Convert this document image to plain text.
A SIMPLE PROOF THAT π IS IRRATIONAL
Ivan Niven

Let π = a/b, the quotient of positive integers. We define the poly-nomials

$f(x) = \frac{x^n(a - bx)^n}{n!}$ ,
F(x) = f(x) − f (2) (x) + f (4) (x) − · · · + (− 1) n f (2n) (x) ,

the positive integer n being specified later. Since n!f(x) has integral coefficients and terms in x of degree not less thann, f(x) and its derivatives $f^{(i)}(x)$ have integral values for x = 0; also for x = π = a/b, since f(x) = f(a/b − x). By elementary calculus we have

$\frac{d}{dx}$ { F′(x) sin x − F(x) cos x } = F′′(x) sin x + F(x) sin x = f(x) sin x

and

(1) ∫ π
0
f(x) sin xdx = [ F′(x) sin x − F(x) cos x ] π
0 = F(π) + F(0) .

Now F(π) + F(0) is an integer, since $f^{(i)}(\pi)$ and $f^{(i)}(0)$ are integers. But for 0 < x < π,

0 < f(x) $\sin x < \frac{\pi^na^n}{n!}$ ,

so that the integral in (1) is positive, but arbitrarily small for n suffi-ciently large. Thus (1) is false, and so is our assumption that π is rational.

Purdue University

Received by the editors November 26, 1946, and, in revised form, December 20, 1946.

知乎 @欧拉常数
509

---*---

Find every line with the word "positive" and state how many there are, with no other words.

Written response: 3